— START Dataset rows —
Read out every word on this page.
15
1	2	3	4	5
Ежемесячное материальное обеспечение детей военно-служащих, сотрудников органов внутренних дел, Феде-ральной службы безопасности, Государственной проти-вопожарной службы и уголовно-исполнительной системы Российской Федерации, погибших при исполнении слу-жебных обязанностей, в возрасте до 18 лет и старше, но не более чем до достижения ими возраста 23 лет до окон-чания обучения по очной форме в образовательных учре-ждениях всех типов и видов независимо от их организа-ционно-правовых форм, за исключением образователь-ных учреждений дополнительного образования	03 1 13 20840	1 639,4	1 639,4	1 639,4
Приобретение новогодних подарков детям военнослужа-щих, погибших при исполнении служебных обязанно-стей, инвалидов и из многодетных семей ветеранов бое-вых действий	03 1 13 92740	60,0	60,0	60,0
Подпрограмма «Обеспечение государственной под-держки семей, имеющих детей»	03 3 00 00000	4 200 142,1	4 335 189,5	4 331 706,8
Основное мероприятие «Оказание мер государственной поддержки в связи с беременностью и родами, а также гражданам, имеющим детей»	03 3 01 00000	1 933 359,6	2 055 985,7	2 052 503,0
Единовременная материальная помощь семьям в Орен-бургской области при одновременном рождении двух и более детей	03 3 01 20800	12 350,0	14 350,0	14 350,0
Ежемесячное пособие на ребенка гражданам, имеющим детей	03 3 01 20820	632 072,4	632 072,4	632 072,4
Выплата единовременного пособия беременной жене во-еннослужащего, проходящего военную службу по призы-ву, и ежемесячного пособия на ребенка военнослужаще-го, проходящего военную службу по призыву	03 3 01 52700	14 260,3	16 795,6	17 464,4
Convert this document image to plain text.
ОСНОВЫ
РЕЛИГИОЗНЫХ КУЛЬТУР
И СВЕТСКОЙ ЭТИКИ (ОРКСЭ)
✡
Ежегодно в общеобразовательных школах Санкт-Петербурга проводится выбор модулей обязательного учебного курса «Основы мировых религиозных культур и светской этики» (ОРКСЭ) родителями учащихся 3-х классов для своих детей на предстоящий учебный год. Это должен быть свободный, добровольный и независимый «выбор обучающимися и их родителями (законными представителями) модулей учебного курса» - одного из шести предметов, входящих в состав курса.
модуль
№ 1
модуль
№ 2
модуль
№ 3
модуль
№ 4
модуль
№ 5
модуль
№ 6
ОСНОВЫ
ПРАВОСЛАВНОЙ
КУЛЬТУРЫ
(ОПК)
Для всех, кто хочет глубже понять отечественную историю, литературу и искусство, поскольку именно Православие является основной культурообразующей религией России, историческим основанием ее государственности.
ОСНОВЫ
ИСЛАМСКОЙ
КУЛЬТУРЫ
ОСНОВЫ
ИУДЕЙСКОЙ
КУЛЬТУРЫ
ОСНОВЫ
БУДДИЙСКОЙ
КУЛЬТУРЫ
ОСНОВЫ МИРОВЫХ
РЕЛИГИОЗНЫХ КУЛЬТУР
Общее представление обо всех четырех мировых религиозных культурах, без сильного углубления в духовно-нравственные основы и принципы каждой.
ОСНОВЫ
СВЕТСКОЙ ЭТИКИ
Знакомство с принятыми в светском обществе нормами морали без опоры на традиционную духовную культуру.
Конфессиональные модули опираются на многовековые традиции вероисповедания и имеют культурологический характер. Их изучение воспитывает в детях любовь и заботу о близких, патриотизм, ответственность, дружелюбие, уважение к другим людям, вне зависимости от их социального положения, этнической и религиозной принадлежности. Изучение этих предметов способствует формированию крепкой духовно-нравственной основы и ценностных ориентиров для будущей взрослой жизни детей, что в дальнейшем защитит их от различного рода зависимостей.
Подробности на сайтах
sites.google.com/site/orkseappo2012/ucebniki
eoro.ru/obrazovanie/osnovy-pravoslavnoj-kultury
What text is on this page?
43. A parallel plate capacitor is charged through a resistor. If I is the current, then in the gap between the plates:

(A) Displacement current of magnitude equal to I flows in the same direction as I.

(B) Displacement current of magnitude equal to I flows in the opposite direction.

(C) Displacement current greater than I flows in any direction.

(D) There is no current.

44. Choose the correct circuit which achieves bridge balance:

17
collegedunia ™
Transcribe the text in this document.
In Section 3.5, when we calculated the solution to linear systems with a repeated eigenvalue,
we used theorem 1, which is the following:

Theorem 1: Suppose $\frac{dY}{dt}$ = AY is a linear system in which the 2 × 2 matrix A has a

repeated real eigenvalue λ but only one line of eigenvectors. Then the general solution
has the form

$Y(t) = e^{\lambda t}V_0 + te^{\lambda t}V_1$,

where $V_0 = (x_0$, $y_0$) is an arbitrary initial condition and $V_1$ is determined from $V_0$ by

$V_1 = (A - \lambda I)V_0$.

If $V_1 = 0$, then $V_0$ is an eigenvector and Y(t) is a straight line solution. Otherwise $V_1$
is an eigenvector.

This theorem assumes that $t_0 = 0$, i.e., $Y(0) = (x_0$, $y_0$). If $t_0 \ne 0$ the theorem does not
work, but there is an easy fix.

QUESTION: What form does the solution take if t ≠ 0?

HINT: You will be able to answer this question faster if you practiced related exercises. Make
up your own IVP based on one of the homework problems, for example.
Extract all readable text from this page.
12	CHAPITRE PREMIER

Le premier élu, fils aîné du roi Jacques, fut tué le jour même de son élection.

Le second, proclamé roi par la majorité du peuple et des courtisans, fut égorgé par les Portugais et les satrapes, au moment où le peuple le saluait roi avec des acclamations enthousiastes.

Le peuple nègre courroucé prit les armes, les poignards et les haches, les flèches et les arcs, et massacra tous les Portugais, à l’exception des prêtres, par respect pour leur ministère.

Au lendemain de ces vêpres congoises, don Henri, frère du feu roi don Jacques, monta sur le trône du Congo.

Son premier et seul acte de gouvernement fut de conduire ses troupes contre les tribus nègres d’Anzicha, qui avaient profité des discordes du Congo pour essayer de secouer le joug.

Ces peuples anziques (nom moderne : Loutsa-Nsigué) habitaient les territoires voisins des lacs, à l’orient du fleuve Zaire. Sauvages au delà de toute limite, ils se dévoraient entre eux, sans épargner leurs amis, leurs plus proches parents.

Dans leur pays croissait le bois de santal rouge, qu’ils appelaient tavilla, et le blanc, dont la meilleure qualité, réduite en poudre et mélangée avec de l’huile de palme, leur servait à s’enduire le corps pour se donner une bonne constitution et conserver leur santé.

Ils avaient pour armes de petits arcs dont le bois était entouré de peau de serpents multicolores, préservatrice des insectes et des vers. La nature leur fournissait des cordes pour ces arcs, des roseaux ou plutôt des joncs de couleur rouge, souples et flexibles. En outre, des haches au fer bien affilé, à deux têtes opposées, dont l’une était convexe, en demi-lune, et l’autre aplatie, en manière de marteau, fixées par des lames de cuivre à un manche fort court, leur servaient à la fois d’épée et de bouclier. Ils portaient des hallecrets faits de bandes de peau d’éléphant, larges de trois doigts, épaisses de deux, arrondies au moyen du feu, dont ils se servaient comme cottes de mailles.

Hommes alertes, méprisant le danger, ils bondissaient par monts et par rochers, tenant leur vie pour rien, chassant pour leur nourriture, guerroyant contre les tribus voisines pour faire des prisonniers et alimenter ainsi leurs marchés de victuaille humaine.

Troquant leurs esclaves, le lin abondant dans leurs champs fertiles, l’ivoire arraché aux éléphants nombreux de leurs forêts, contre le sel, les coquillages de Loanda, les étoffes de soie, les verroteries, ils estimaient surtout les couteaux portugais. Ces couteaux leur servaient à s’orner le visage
— END Dataset rows —
● Your goal: Return all the data above once more, precisely as given.

● Completed exercise:
Read out every word on this page.
15
1	2	3	4	5
Ежемесячное материальное обеспечение детей военно-служащих, сотрудников органов внутренних дел, Феде-ральной службы безопасности, Государственной проти-вопожарной службы и уголовно-исполнительной системы Российской Федерации, погибших при исполнении слу-жебных обязанностей, в возрасте до 18 лет и старше, но не более чем до достижения ими возраста 23 лет до окон-чания обучения по очной форме в образовательных учре-ждениях всех типов и видов независимо от их организа-ционно-правовых форм, за исключением образователь-ных учреждений дополнительного образования	03 1 13 20840	1 639,4	1 639,4	1 639,4
Приобретение новогодних подарков детям военнослужа-щих, погибших при исполнении служебных обязанно-стей, инвалидов и из многодетных семей ветеранов бое-вых действий	03 1 13 92740	60,0	60,0	60,0
Подпрограмма «Обеспечение государственной под-держки семей, имеющих детей»	03 3 00 00000	4 200 142,1	4 335 189,5	4 331 706,8
Основное мероприятие «Оказание мер государственной поддержки в связи с беременностью и родами, а также гражданам, имеющим детей»	03 3 01 00000	1 933 359,6	2 055 985,7	2 052 503,0
Единовременная материальная помощь семьям в Орен-бургской области при одновременном рождении двух и более детей	03 3 01 20800	12 350,0	14 350,0	14 350,0
Ежемесячное пособие на ребенка гражданам, имеющим детей	03 3 01 20820	632 072,4	632 072,4	632 072,4
Выплата единовременного пособия беременной жене во-еннослужащего, проходящего военную службу по призы-ву, и ежемесячного пособия на ребенка военнослужаще-го, проходящего военную службу по призыву	03 3 01 52700	14 260,3	16 795,6	17 464,4
Convert this document image to plain text.
ОСНОВЫ
РЕЛИГИОЗНЫХ КУЛЬТУР
И СВЕТСКОЙ ЭТИКИ (ОРКСЭ)
✡
Ежегодно в общеобразовательных школах Санкт-Петербурга проводится выбор модулей обязательного учебного курса «Основы мировых религиозных культур и светской этики» (ОРКСЭ) родителями учащихся 3-х классов для своих детей на предстоящий учебный год. Это должен быть свободный, добровольный и независимый «выбор обучающимися и их родителями (законными представителями) модулей учебного курса» - одного из шести предметов, входящих в состав курса.
модуль
№ 1
модуль
№ 2
модуль
№ 3
модуль
№ 4
модуль
№ 5
модуль
№ 6
ОСНОВЫ
ПРАВОСЛАВНОЙ
КУЛЬТУРЫ
(ОПК)
Для всех, кто хочет глубже понять отечественную историю, литературу и искусство, поскольку именно Православие является основной культурообразующей религией России, историческим основанием ее государственности.
ОСНОВЫ
ИСЛАМСКОЙ
КУЛЬТУРЫ
ОСНОВЫ
ИУДЕЙСКОЙ
КУЛЬТУРЫ
ОСНОВЫ
БУДДИЙСКОЙ
КУЛЬТУРЫ
ОСНОВЫ МИРОВЫХ
РЕЛИГИОЗНЫХ КУЛЬТУР
Общее представление обо всех четырех мировых религиозных культурах, без сильного углубления в духовно-нравственные основы и принципы каждой.
ОСНОВЫ
СВЕТСКОЙ ЭТИКИ
Знакомство с принятыми в светском обществе нормами морали без опоры на традиционную духовную культуру.
Конфессиональные модули опираются на многовековые традиции вероисповедания и имеют культурологический характер. Их изучение воспитывает в детях любовь и заботу о близких, патриотизм, ответственность, дружелюбие, уважение к другим людям, вне зависимости от их социального положения, этнической и религиозной принадлежности. Изучение этих предметов способствует формированию крепкой духовно-нравственной основы и ценностных ориентиров для будущей взрослой жизни детей, что в дальнейшем защитит их от различного рода зависимостей.
Подробности на сайтах
sites.google.com/site/orkseappo2012/ucebniki
eoro.ru/obrazovanie/osnovy-pravoslavnoj-kultury
What text is on this page?
43. A parallel plate capacitor is charged through a resistor. If I is the current, then in the gap between the plates:

(A) Displacement current of magnitude equal to I flows in the same direction as I.

(B) Displacement current of magnitude equal to I flows in the opposite direction.

(C) Displacement current greater than I flows in any direction.

(D) There is no current.

44. Choose the correct circuit which achieves bridge balance:

17
collegedunia ™
Transcribe the text in this document.
In Section 3.5, when we calculated the solution to linear systems with a repeated eigenvalue,
we used theorem 1, which is the following:

Theorem 1: Suppose $\frac{dY}{dt}$ = AY is a linear system in which the 2 × 2 matrix A has a

repeated real eigenvalue λ but only one line of eigenvectors. Then the general solution
has the form

$Y(t) = e^{\lambda t}V_0 + te^{\lambda t}V_1$,

where $V_0 = (x_0$, $y_0$) is an arbitrary initial condition and $V_1$ is determined from $V_0$ by

$V_1 = (A - \lambda I)V_0$.

If $V_1 = 0$, then $V_0$ is an eigenvector and Y(t) is a straight line solution. Otherwise $V_1$
is an eigenvector.

This theorem assumes that $t_0 = 0$, i.e., $Y(0) = (x_0$, $y_0$). If $t_0 \ne 0$ the theorem does not
work, but there is an easy fix.

QUESTION: What form does the solution take if t ≠ 0?

HINT: You will be able to answer this question faster if you practiced related exercises. Make
up your own IVP based on one of the homework problems, for example.
Extract all readable text from this page.
12	CHAPITRE PREMIER

Le premier élu, fils aîné du roi Jacques, fut tué le jour même de son élection.

Le second, proclamé roi par la majorité du peuple et des courtisans, fut égorgé par les Portugais et les satrapes, au moment où le peuple le saluait roi avec des acclamations enthousiastes.

Le peuple nègre courroucé prit les armes, les poignards et les haches, les flèches et les arcs, et massacra tous les Portugais, à l’exception des prêtres, par respect pour leur ministère.

Au lendemain de ces vêpres congoises, don Henri, frère du feu roi don Jacques, monta sur le trône du Congo.

Son premier et seul acte de gouvernement fut de conduire ses troupes contre les tribus nègres d’Anzicha, qui avaient profité des discordes du Congo pour essayer de secouer le joug.

Ces peuples anziques (nom moderne : Loutsa-Nsigué) habitaient les territoires voisins des lacs, à l’orient du fleuve Zaire. Sauvages au delà de toute limite, ils se dévoraient entre eux, sans épargner leurs amis, leurs plus proches parents.

Dans leur pays croissait le bois de santal rouge, qu’ils appelaient tavilla, et le blanc, dont la meilleure qualité, réduite en poudre et mélangée avec de l’huile de palme, leur servait à s’enduire le corps pour se donner une bonne constitution et conserver leur santé.

Ils avaient pour armes de petits arcs dont le bois était entouré de peau de serpents multicolores, préservatrice des insectes et des vers. La nature leur fournissait des cordes pour ces arcs, des roseaux ou plutôt des joncs de couleur rouge, souples et flexibles. En outre, des haches au fer bien affilé, à deux têtes opposées, dont l’une était convexe, en demi-lune, et l’autre aplatie, en manière de marteau, fixées par des lames de cuivre à un manche fort court, leur servaient à la fois d’épée et de bouclier. Ils portaient des hallecrets faits de bandes de peau d’éléphant, larges de trois doigts, épaisses de deux, arrondies au moyen du feu, dont ils se servaient comme cottes de mailles.

Hommes alertes, méprisant le danger, ils bondissaient par monts et par rochers, tenant leur vie pour rien, chassant pour leur nourriture, guerroyant contre les tribus voisines pour faire des prisonniers et alimenter ainsi leurs marchés de victuaille humaine.

Troquant leurs esclaves, le lin abondant dans leurs champs fertiles, l’ivoire arraché aux éléphants nombreux de leurs forêts, contre le sel, les coquillages de Loanda, les étoffes de soie, les verroteries, ils estimaient surtout les couteaux portugais. Ces couteaux leur servaient à s’orner le visage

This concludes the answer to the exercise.